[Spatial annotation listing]
** Start **

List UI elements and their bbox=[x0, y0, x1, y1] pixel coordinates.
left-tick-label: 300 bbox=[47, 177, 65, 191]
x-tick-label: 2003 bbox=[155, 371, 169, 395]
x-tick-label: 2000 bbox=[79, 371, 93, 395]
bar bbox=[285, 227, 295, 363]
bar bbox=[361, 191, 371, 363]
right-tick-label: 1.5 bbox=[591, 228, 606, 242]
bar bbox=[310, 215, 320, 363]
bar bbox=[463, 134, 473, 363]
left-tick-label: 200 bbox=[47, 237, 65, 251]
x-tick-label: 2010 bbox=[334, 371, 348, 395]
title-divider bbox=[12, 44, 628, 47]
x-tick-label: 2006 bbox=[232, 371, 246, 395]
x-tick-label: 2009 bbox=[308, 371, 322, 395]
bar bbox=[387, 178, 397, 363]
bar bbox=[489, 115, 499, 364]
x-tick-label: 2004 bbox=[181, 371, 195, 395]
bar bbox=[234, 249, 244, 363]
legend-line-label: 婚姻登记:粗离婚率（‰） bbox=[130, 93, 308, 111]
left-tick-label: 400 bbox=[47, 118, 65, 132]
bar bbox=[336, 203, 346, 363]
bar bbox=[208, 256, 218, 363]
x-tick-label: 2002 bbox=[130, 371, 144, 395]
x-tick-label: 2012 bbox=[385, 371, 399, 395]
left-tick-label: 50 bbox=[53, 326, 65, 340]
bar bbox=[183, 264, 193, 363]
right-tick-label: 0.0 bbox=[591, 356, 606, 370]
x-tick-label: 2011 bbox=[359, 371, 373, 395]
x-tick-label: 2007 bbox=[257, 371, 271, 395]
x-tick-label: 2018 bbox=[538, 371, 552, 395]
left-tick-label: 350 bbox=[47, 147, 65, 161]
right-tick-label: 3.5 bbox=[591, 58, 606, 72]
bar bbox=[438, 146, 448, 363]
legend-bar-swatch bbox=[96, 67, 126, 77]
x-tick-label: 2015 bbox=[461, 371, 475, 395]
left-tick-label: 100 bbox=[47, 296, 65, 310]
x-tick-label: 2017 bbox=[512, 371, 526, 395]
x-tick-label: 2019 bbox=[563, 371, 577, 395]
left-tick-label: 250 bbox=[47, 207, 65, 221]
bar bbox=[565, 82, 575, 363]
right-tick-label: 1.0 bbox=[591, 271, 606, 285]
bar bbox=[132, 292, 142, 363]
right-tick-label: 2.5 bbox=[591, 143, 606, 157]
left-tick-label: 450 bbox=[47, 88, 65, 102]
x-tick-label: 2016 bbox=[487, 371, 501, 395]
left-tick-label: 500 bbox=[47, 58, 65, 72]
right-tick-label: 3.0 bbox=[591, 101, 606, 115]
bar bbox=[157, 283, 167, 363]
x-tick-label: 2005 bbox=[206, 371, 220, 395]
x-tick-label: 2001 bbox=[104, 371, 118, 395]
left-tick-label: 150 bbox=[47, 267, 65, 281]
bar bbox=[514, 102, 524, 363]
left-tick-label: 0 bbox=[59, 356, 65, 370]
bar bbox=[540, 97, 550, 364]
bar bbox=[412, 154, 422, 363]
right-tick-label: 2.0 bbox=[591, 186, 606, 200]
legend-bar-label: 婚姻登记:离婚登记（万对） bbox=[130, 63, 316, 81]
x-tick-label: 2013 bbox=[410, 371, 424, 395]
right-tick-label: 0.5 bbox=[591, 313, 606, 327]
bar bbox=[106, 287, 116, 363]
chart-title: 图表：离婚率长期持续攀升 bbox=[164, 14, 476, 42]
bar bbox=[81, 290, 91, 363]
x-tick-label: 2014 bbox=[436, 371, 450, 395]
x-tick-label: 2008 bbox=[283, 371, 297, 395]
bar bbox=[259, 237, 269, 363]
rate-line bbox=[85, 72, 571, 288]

** End **

> _WHAT TO WORK ON_: Please pull out every line of the listing that contains the string "left", matching case exactly.

> _RESULT OF THE EXERCISE_:
left-tick-label: 300 bbox=[47, 177, 65, 191]
left-tick-label: 200 bbox=[47, 237, 65, 251]
left-tick-label: 400 bbox=[47, 118, 65, 132]
left-tick-label: 50 bbox=[53, 326, 65, 340]
left-tick-label: 350 bbox=[47, 147, 65, 161]
left-tick-label: 100 bbox=[47, 296, 65, 310]
left-tick-label: 250 bbox=[47, 207, 65, 221]
left-tick-label: 450 bbox=[47, 88, 65, 102]
left-tick-label: 500 bbox=[47, 58, 65, 72]
left-tick-label: 150 bbox=[47, 267, 65, 281]
left-tick-label: 0 bbox=[59, 356, 65, 370]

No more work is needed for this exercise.